PROBLEM DETAILS: Copy the records that follow exactly as written, but not their pictures.

(Excerpts from a figure dataset)
^^^^^^^^
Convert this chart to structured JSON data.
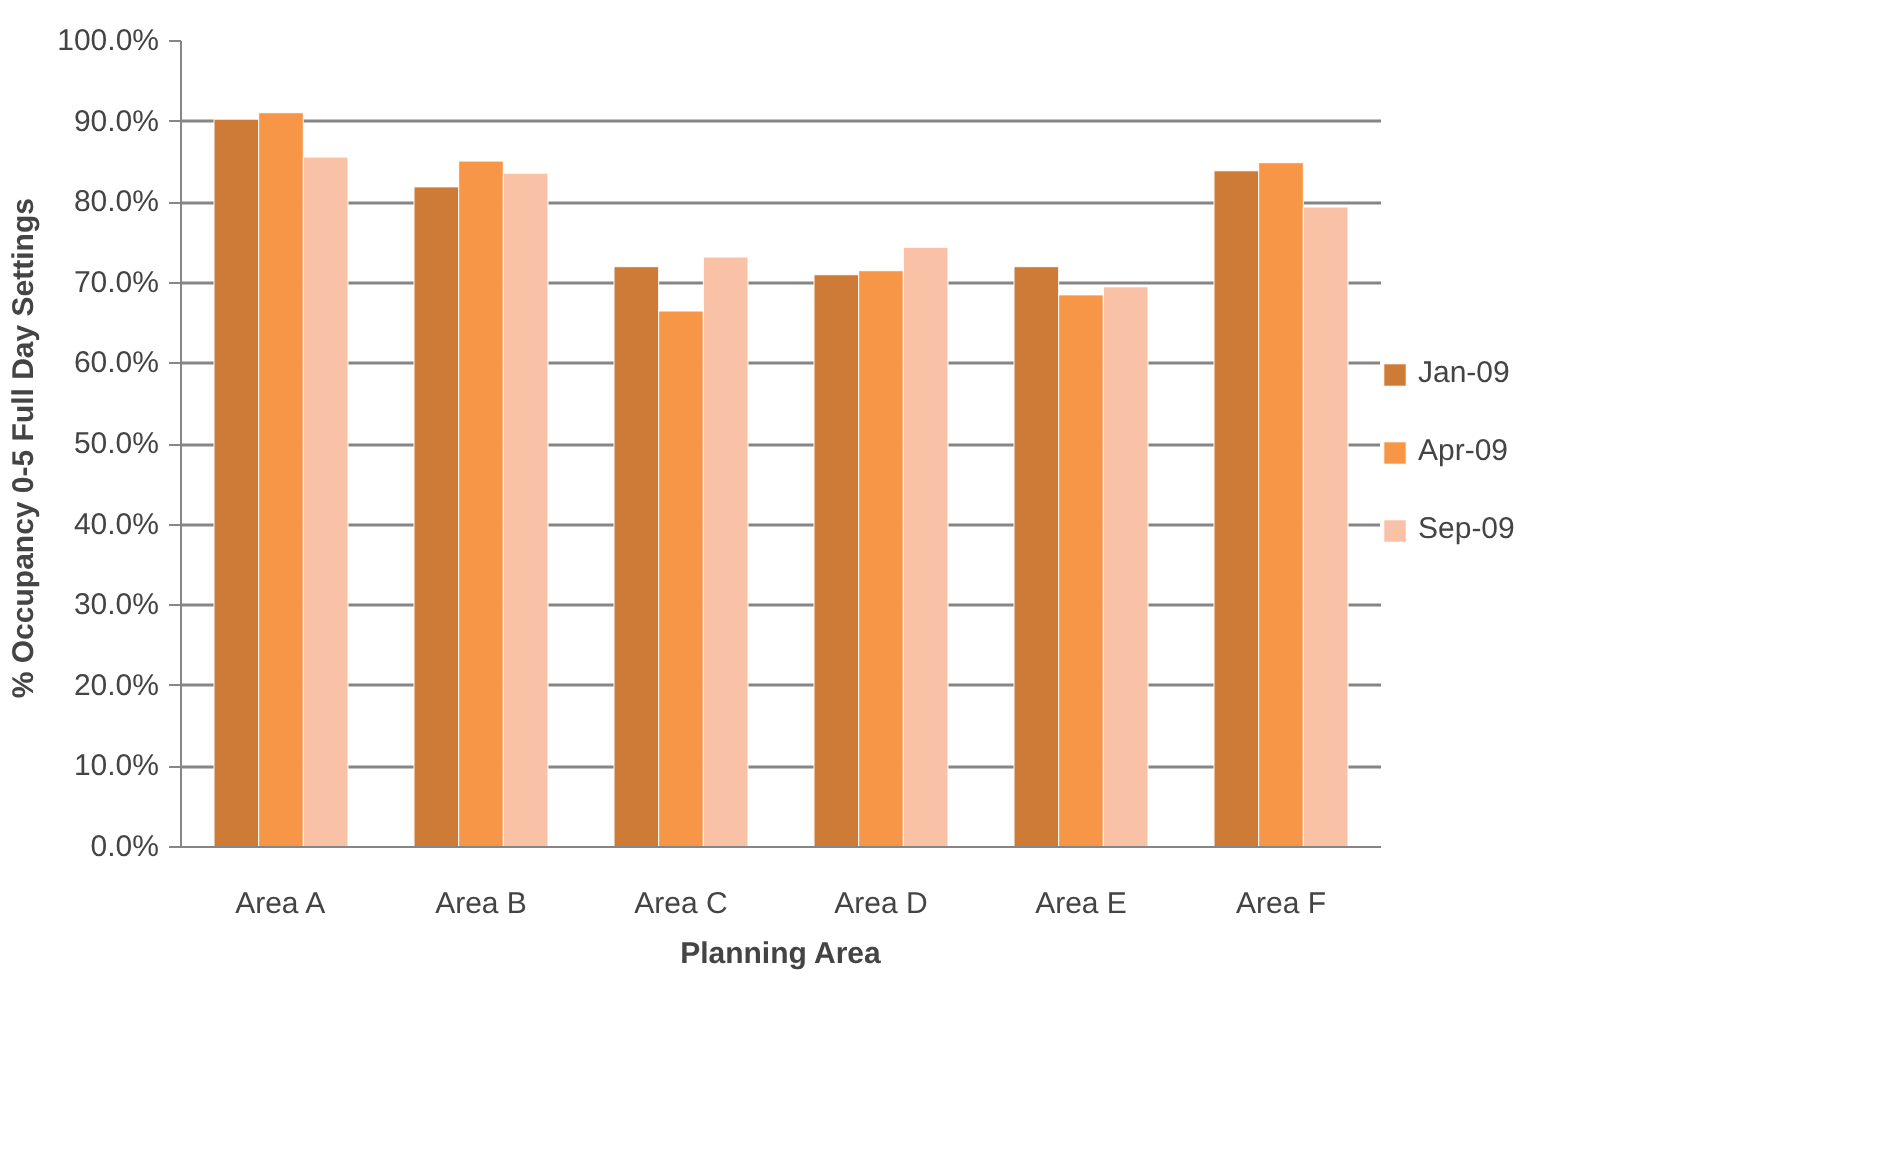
{
  "chart_data": {
    "type": "bar",
    "xlabel": "Planning Area",
    "ylabel": "% Occupancy  0-5 Full Day Settings",
    "categories": [
      "Area A",
      "Area B",
      "Area C",
      "Area D",
      "Area E",
      "Area F"
    ],
    "series": [
      {
        "name": "Jan-09",
        "color": "#cd7b37",
        "values": [
          90.3,
          81.9,
          72.0,
          71.0,
          72.0,
          83.9
        ]
      },
      {
        "name": "Apr-09",
        "color": "#f69646",
        "values": [
          91.1,
          85.1,
          66.5,
          71.5,
          68.5,
          84.9
        ]
      },
      {
        "name": "Sep-09",
        "color": "#f9c2a7",
        "values": [
          85.6,
          83.6,
          73.2,
          74.4,
          69.5,
          79.4
        ]
      }
    ],
    "ylim": [
      0,
      100
    ],
    "yticks": [
      {
        "value": 0,
        "label": "0.0%"
      },
      {
        "value": 10,
        "label": "10.0%"
      },
      {
        "value": 20,
        "label": "20.0%"
      },
      {
        "value": 30,
        "label": "30.0%"
      },
      {
        "value": 40,
        "label": "40.0%"
      },
      {
        "value": 50,
        "label": "50.0%"
      },
      {
        "value": 60,
        "label": "60.0%"
      },
      {
        "value": 70,
        "label": "70.0%"
      },
      {
        "value": 80,
        "label": "80.0%"
      },
      {
        "value": 90,
        "label": "90.0%"
      },
      {
        "value": 100,
        "label": "100.0%"
      }
    ],
    "grid": "y",
    "legend": "right"
  }
}
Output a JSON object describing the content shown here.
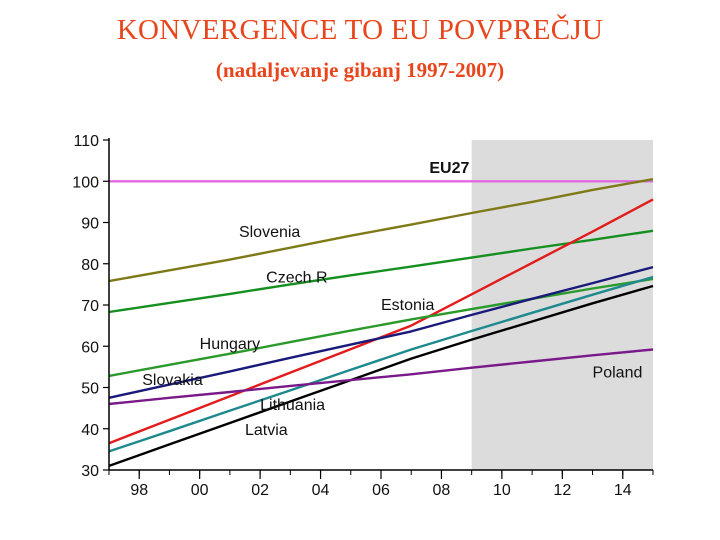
{
  "title": "KONVERGENCE TO EU POVPREČJU",
  "subtitle": "(nadaljevanje gibanj 1997-2007)",
  "colors": {
    "shade": "#dcdcdc",
    "axis": "#000000",
    "grid": "#e6e6e6"
  },
  "chart_data": {
    "type": "line",
    "title": "KONVERGENCE TO EU POVPREČJU",
    "subtitle": "(nadaljevanje gibanj 1997-2007)",
    "xlim": [
      1997,
      2015
    ],
    "ylim": [
      30,
      110
    ],
    "x_ticks": [
      {
        "value": 1998,
        "label": "98"
      },
      {
        "value": 2000,
        "label": "00"
      },
      {
        "value": 2002,
        "label": "02"
      },
      {
        "value": 2004,
        "label": "04"
      },
      {
        "value": 2006,
        "label": "06"
      },
      {
        "value": 2008,
        "label": "08"
      },
      {
        "value": 2010,
        "label": "10"
      },
      {
        "value": 2012,
        "label": "12"
      },
      {
        "value": 2014,
        "label": "14"
      }
    ],
    "y_ticks": [
      30,
      40,
      50,
      60,
      70,
      80,
      90,
      100,
      110
    ],
    "shaded_region": [
      2009,
      2015
    ],
    "grid": false,
    "legend": "inline labels",
    "x": [
      1997,
      1999,
      2001,
      2003,
      2005,
      2007,
      2009,
      2011,
      2013,
      2015
    ],
    "series": [
      {
        "name": "EU27",
        "color": "#de6bde",
        "values": [
          100,
          100,
          100,
          100,
          100,
          100,
          100,
          100,
          100,
          100
        ],
        "label_at": [
          2007.6,
          102
        ]
      },
      {
        "name": "Slovenia",
        "color": "#7f7a18",
        "values": [
          75.8,
          78.4,
          81.0,
          83.9,
          86.8,
          89.5,
          92.3,
          95.0,
          97.9,
          100.5
        ],
        "label_at": [
          2001.3,
          86.5
        ]
      },
      {
        "name": "Czech R",
        "color": "#159020",
        "values": [
          68.3,
          70.5,
          72.7,
          75.0,
          77.2,
          79.3,
          81.5,
          83.7,
          85.8,
          88.0
        ],
        "label_at": [
          2002.2,
          75.5
        ]
      },
      {
        "name": "Estonia",
        "color": "#e21c1c",
        "values": [
          36.5,
          42.2,
          47.9,
          53.6,
          59.3,
          65.0,
          72.6,
          80.2,
          87.8,
          95.6
        ],
        "label_at": [
          2006.0,
          68.8
        ]
      },
      {
        "name": "Hungary",
        "color": "#2a9a2a",
        "values": [
          52.8,
          55.5,
          58.2,
          61.0,
          63.8,
          66.5,
          69.0,
          71.5,
          74.0,
          76.3
        ],
        "label_at": [
          2000.0,
          59.3
        ]
      },
      {
        "name": "Slovakia",
        "color": "#1a1a7a",
        "values": [
          47.5,
          50.7,
          53.9,
          57.2,
          60.4,
          63.6,
          67.6,
          71.5,
          75.3,
          79.2
        ],
        "label_at": [
          1998.1,
          50.6
        ]
      },
      {
        "name": "Lithuania",
        "color": "#1e8a8e",
        "values": [
          34.5,
          39.4,
          44.4,
          49.3,
          54.3,
          59.2,
          63.7,
          68.1,
          72.5,
          76.8
        ],
        "label_at": [
          2002.0,
          44.6
        ]
      },
      {
        "name": "Latvia",
        "color": "#000000",
        "values": [
          31.0,
          36.2,
          41.4,
          46.6,
          51.8,
          57.0,
          61.6,
          66.0,
          70.4,
          74.6
        ],
        "label_at": [
          2001.5,
          38.5
        ]
      },
      {
        "name": "Poland",
        "color": "#7a1a8a",
        "values": [
          46.0,
          47.5,
          48.9,
          50.4,
          51.8,
          53.2,
          54.8,
          56.3,
          57.8,
          59.2
        ],
        "label_at": [
          2013.0,
          52.4
        ]
      }
    ]
  }
}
^^^^^^^^
EXERCISE ANSWER:
Convert this chart to structured JSON data.
{
  "chart_data": {
    "type": "bar",
    "xlabel": "Planning Area",
    "ylabel": "% Occupancy  0-5 Full Day Settings",
    "categories": [
      "Area A",
      "Area B",
      "Area C",
      "Area D",
      "Area E",
      "Area F"
    ],
    "series": [
      {
        "name": "Jan-09",
        "color": "#cd7b37",
        "values": [
          90.3,
          81.9,
          72.0,
          71.0,
          72.0,
          83.9
        ]
      },
      {
        "name": "Apr-09",
        "color": "#f69646",
        "values": [
          91.1,
          85.1,
          66.5,
          71.5,
          68.5,
          84.9
        ]
      },
      {
        "name": "Sep-09",
        "color": "#f9c2a7",
        "values": [
          85.6,
          83.6,
          73.2,
          74.4,
          69.5,
          79.4
        ]
      }
    ],
    "ylim": [
      0,
      100
    ],
    "yticks": [
      {
        "value": 0,
        "label": "0.0%"
      },
      {
        "value": 10,
        "label": "10.0%"
      },
      {
        "value": 20,
        "label": "20.0%"
      },
      {
        "value": 30,
        "label": "30.0%"
      },
      {
        "value": 40,
        "label": "40.0%"
      },
      {
        "value": 50,
        "label": "50.0%"
      },
      {
        "value": 60,
        "label": "60.0%"
      },
      {
        "value": 70,
        "label": "70.0%"
      },
      {
        "value": 80,
        "label": "80.0%"
      },
      {
        "value": 90,
        "label": "90.0%"
      },
      {
        "value": 100,
        "label": "100.0%"
      }
    ],
    "grid": "y",
    "legend": "right"
  }
}
Output a JSON object describing the content shown here.
{
  "title": "KONVERGENCE TO EU POVPREČJU",
  "subtitle": "(nadaljevanje gibanj 1997-2007)",
  "colors": {
    "shade": "#dcdcdc",
    "axis": "#000000",
    "grid": "#e6e6e6"
  },
  "chart_data": {
    "type": "line",
    "title": "KONVERGENCE TO EU POVPREČJU",
    "subtitle": "(nadaljevanje gibanj 1997-2007)",
    "xlim": [
      1997,
      2015
    ],
    "ylim": [
      30,
      110
    ],
    "x_ticks": [
      {
        "value": 1998,
        "label": "98"
      },
      {
        "value": 2000,
        "label": "00"
      },
      {
        "value": 2002,
        "label": "02"
      },
      {
        "value": 2004,
        "label": "04"
      },
      {
        "value": 2006,
        "label": "06"
      },
      {
        "value": 2008,
        "label": "08"
      },
      {
        "value": 2010,
        "label": "10"
      },
      {
        "value": 2012,
        "label": "12"
      },
      {
        "value": 2014,
        "label": "14"
      }
    ],
    "y_ticks": [
      30,
      40,
      50,
      60,
      70,
      80,
      90,
      100,
      110
    ],
    "shaded_region": [
      2009,
      2015
    ],
    "grid": false,
    "legend": "inline labels",
    "x": [
      1997,
      1999,
      2001,
      2003,
      2005,
      2007,
      2009,
      2011,
      2013,
      2015
    ],
    "series": [
      {
        "name": "EU27",
        "color": "#de6bde",
        "values": [
          100,
          100,
          100,
          100,
          100,
          100,
          100,
          100,
          100,
          100
        ],
        "label_at": [
          2007.6,
          102
        ]
      },
      {
        "name": "Slovenia",
        "color": "#7f7a18",
        "values": [
          75.8,
          78.4,
          81.0,
          83.9,
          86.8,
          89.5,
          92.3,
          95.0,
          97.9,
          100.5
        ],
        "label_at": [
          2001.3,
          86.5
        ]
      },
      {
        "name": "Czech R",
        "color": "#159020",
        "values": [
          68.3,
          70.5,
          72.7,
          75.0,
          77.2,
          79.3,
          81.5,
          83.7,
          85.8,
          88.0
        ],
        "label_at": [
          2002.2,
          75.5
        ]
      },
      {
        "name": "Estonia",
        "color": "#e21c1c",
        "values": [
          36.5,
          42.2,
          47.9,
          53.6,
          59.3,
          65.0,
          72.6,
          80.2,
          87.8,
          95.6
        ],
        "label_at": [
          2006.0,
          68.8
        ]
      },
      {
        "name": "Hungary",
        "color": "#2a9a2a",
        "values": [
          52.8,
          55.5,
          58.2,
          61.0,
          63.8,
          66.5,
          69.0,
          71.5,
          74.0,
          76.3
        ],
        "label_at": [
          2000.0,
          59.3
        ]
      },
      {
        "name": "Slovakia",
        "color": "#1a1a7a",
        "values": [
          47.5,
          50.7,
          53.9,
          57.2,
          60.4,
          63.6,
          67.6,
          71.5,
          75.3,
          79.2
        ],
        "label_at": [
          1998.1,
          50.6
        ]
      },
      {
        "name": "Lithuania",
        "color": "#1e8a8e",
        "values": [
          34.5,
          39.4,
          44.4,
          49.3,
          54.3,
          59.2,
          63.7,
          68.1,
          72.5,
          76.8
        ],
        "label_at": [
          2002.0,
          44.6
        ]
      },
      {
        "name": "Latvia",
        "color": "#000000",
        "values": [
          31.0,
          36.2,
          41.4,
          46.6,
          51.8,
          57.0,
          61.6,
          66.0,
          70.4,
          74.6
        ],
        "label_at": [
          2001.5,
          38.5
        ]
      },
      {
        "name": "Poland",
        "color": "#7a1a8a",
        "values": [
          46.0,
          47.5,
          48.9,
          50.4,
          51.8,
          53.2,
          54.8,
          56.3,
          57.8,
          59.2
        ],
        "label_at": [
          2013.0,
          52.4
        ]
      }
    ]
  }
}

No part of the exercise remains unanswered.